● **WORK TO BE COMPLETED**
Gather each line of the entries below that includes "sonic".

● **Items from a data source**
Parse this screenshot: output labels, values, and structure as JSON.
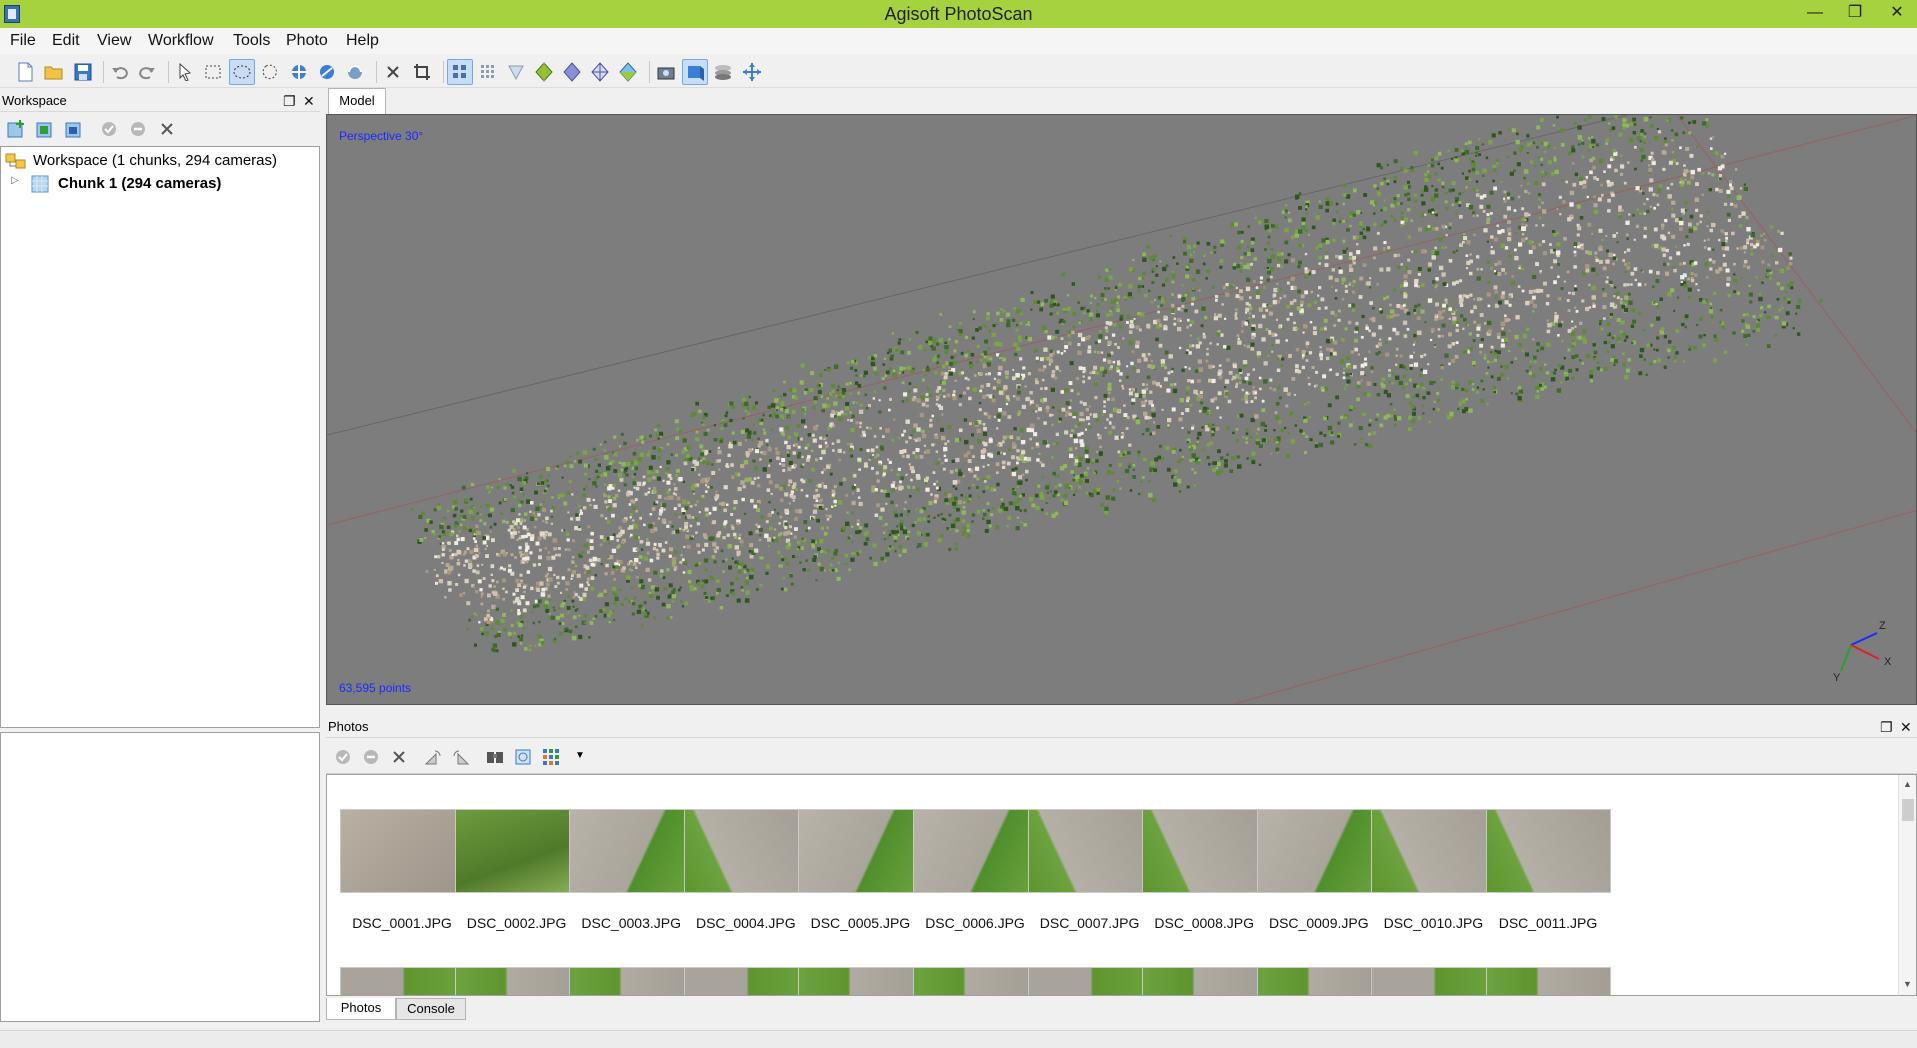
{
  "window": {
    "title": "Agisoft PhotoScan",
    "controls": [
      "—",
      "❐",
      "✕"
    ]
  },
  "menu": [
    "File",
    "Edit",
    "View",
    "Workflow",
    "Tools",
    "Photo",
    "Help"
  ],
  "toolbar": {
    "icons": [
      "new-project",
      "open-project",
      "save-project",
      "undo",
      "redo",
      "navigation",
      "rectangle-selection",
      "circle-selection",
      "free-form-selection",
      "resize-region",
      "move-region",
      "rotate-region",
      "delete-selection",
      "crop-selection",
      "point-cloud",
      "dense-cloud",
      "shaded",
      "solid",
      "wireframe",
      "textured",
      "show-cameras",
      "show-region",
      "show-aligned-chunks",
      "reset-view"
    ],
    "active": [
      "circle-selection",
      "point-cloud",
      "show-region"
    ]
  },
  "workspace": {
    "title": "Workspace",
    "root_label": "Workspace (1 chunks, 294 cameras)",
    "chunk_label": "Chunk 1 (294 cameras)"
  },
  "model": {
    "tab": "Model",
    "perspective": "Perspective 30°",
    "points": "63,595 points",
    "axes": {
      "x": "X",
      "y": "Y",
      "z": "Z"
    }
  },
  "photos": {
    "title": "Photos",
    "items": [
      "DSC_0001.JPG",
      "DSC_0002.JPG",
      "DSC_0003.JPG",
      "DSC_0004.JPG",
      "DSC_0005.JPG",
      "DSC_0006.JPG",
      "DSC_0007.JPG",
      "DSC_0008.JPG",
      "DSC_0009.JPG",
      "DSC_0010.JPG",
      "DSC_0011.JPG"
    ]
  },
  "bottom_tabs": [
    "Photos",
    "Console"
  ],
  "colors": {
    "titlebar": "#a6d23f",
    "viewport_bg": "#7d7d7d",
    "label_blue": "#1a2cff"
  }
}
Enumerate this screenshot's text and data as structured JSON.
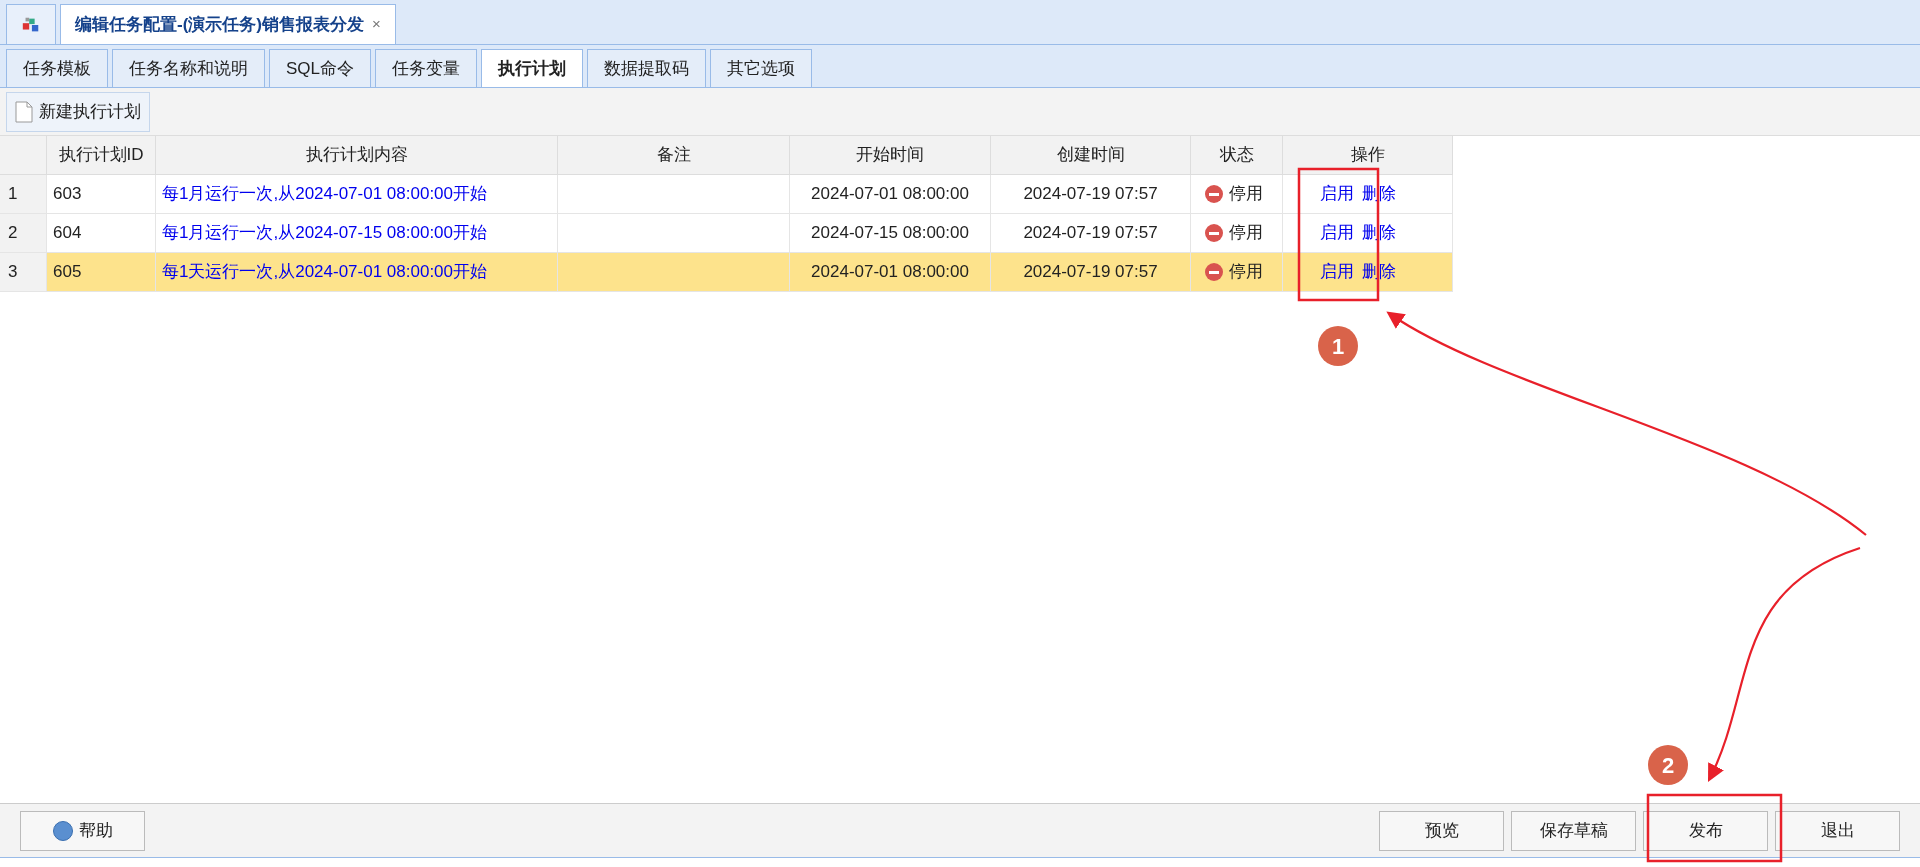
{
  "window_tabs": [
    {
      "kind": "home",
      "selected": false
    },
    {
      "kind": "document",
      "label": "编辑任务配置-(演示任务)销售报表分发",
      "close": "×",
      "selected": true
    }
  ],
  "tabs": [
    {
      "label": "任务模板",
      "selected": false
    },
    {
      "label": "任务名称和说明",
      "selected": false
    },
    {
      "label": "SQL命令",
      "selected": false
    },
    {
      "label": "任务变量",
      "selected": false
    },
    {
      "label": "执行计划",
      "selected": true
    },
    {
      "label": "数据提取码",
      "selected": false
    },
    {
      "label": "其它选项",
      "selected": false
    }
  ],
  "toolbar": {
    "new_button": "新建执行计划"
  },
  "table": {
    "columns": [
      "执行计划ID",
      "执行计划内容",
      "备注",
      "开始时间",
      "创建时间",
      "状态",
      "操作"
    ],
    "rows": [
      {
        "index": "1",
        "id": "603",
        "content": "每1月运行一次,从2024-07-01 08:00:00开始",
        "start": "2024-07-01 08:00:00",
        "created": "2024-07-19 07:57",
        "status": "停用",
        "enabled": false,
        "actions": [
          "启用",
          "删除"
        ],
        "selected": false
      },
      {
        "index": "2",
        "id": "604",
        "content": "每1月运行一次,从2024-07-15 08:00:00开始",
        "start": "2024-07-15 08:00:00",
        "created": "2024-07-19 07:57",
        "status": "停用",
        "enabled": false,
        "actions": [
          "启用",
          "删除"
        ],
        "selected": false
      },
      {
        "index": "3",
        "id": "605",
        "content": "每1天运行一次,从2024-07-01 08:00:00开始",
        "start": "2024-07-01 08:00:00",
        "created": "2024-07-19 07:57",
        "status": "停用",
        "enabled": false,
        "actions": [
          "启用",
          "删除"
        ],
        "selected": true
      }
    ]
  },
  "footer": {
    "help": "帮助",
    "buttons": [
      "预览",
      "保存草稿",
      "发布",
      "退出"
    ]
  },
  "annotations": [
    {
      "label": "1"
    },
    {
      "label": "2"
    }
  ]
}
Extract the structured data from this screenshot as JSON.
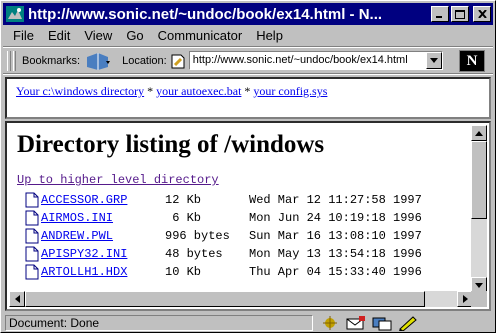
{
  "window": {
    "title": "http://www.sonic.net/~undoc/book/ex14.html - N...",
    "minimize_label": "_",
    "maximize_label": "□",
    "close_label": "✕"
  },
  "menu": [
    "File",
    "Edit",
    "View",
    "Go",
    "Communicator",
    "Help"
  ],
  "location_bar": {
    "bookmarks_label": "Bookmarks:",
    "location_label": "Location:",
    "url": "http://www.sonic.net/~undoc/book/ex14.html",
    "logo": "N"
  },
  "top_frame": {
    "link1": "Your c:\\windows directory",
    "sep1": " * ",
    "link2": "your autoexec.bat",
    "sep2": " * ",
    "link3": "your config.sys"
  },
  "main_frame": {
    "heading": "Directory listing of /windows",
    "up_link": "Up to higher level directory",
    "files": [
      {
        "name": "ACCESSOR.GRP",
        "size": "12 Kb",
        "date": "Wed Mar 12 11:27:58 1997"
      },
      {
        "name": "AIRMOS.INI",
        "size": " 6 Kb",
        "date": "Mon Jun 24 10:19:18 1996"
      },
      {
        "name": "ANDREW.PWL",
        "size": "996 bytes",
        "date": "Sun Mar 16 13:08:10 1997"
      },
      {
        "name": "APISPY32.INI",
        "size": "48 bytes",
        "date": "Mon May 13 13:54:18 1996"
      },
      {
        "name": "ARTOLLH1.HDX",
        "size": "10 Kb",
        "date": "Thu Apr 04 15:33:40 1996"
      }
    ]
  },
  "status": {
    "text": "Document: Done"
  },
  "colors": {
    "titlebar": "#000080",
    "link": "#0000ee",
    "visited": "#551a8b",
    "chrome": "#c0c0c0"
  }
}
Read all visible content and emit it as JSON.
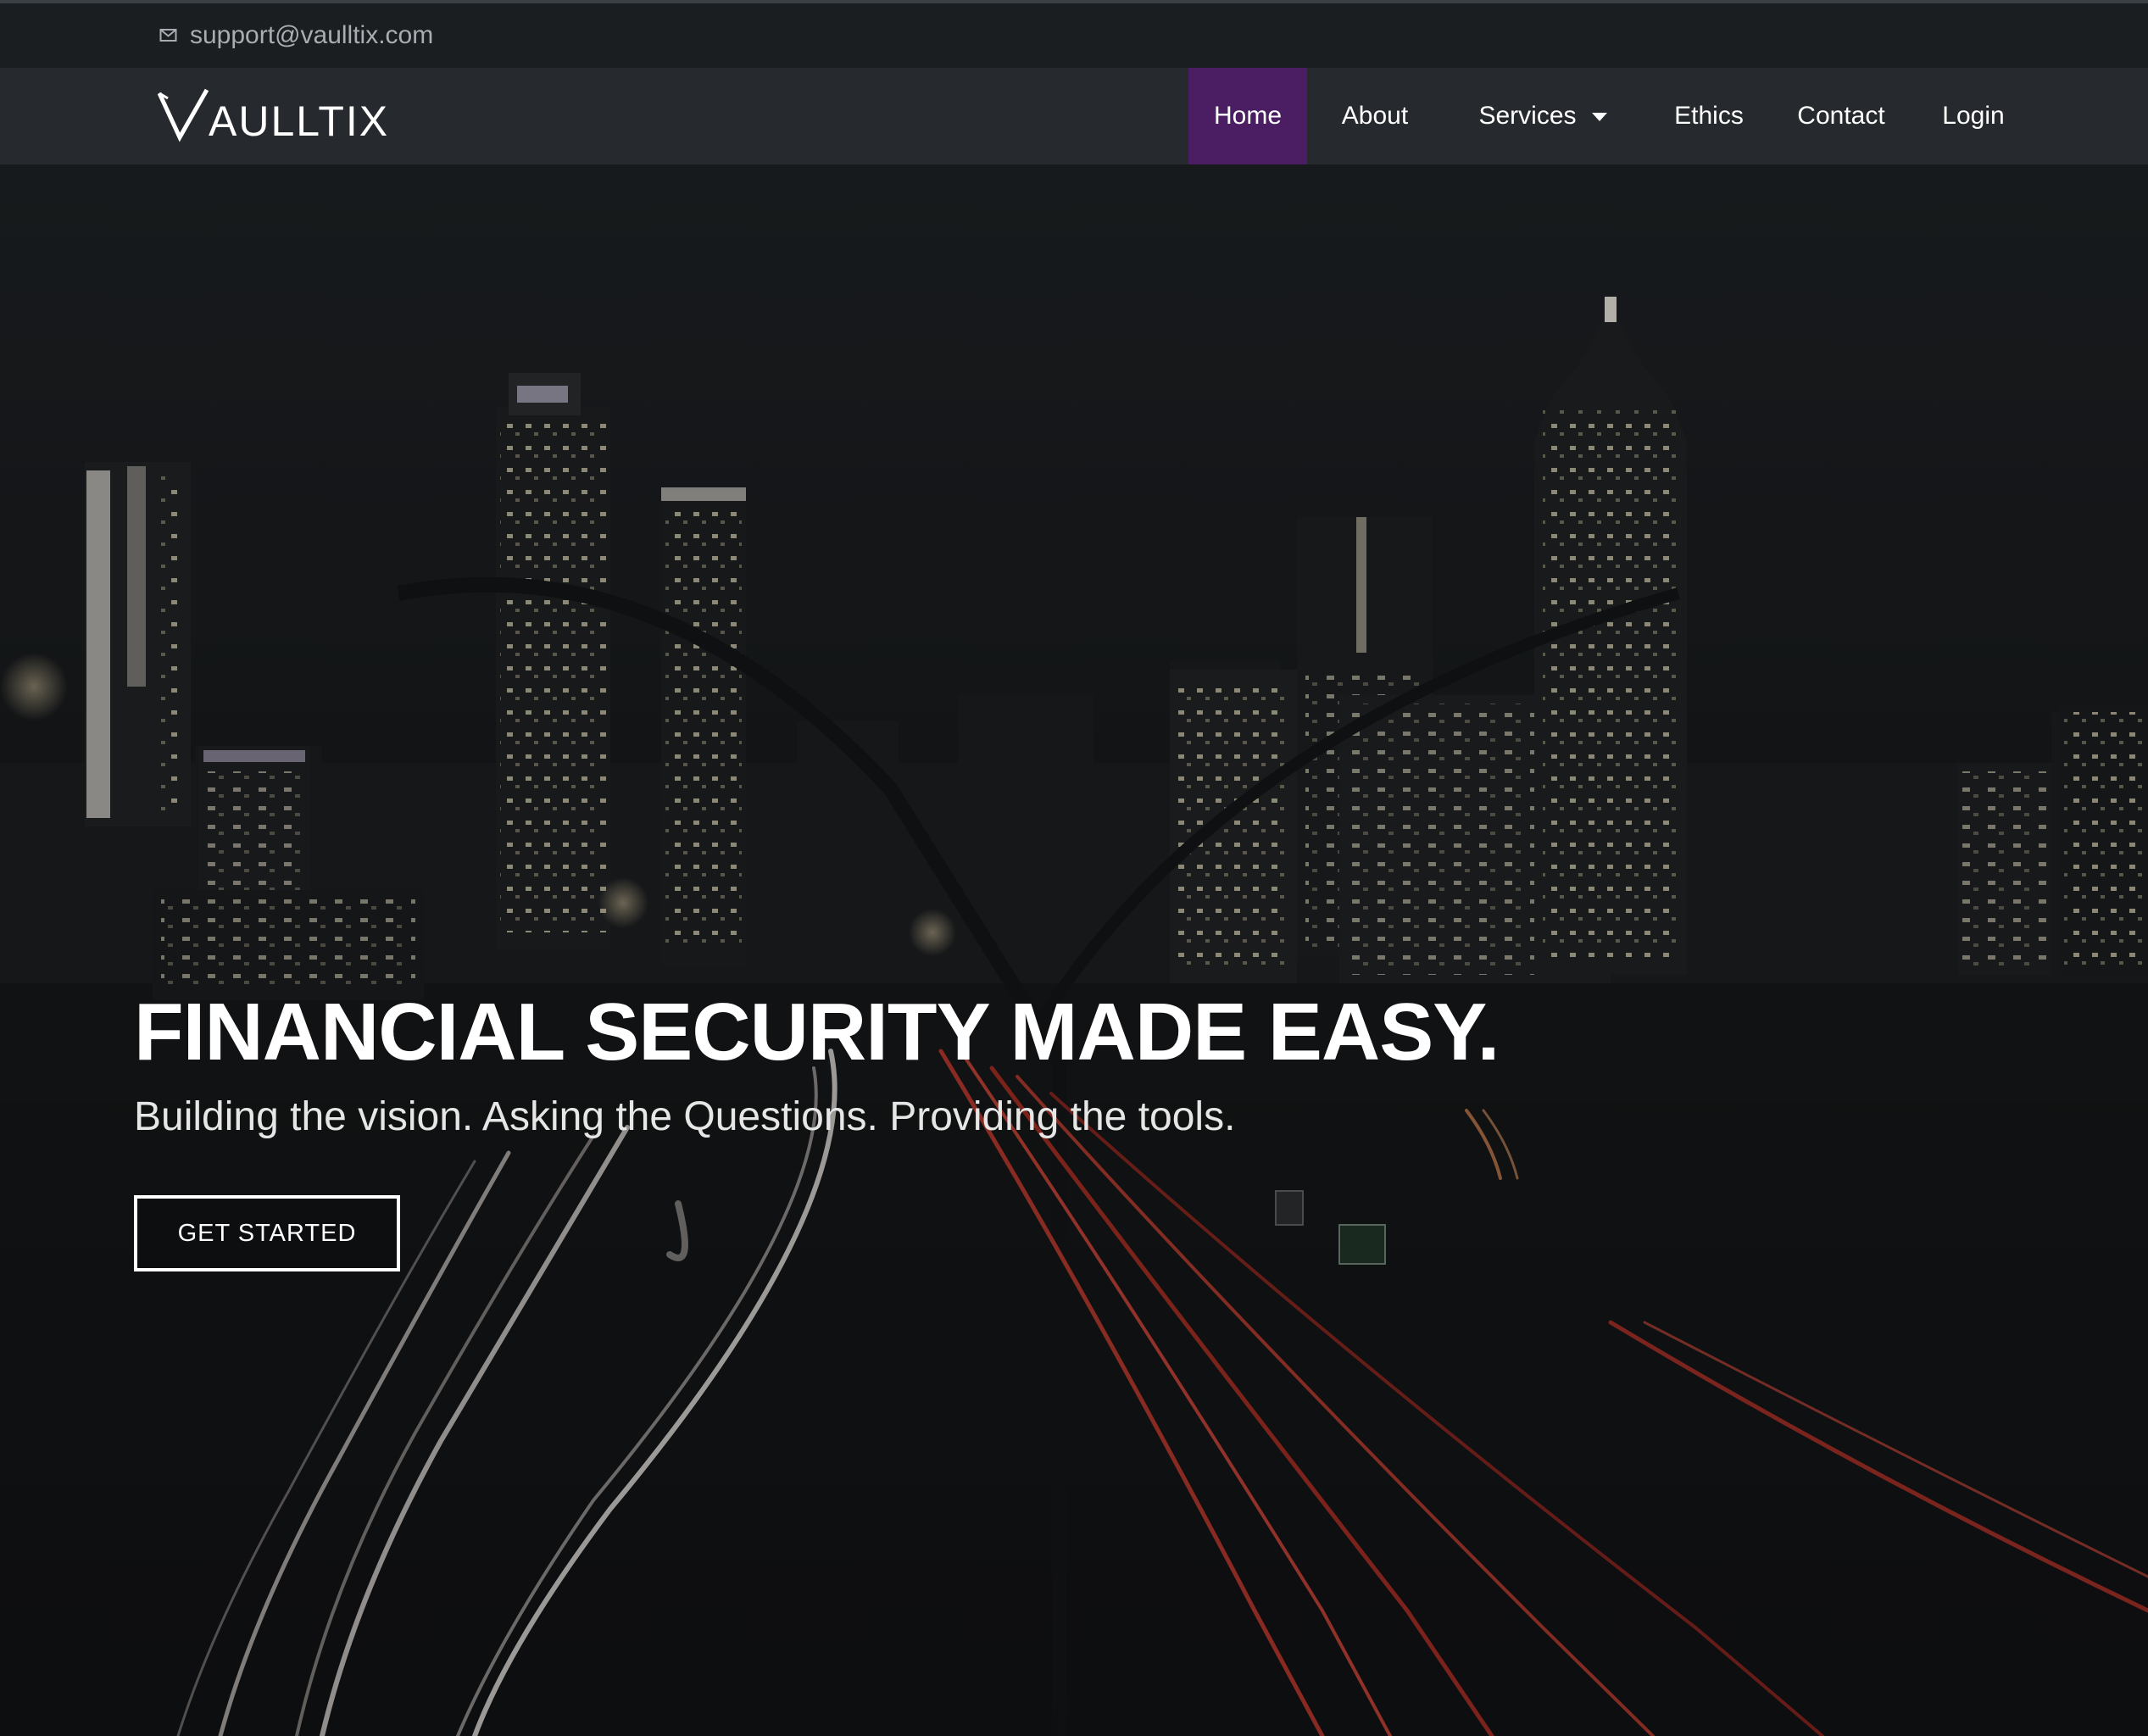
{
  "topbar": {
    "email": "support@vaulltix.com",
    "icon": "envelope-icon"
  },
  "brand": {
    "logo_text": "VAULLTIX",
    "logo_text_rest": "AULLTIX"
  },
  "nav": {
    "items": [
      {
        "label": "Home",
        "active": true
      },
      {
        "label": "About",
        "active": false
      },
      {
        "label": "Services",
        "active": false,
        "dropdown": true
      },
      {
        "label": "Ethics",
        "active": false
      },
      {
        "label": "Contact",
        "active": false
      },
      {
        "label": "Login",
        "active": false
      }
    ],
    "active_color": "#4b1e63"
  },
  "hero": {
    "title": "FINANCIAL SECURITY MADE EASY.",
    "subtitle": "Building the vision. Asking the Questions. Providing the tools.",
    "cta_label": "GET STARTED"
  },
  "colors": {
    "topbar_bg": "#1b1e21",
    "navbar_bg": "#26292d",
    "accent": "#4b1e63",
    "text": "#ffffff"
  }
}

● **TASK RESPONSE**
    "title": "http://www.sonic.net/~undoc/book/ex14.html - N...",
    "url": "http://www.sonic.net/~undoc/book/ex14.html",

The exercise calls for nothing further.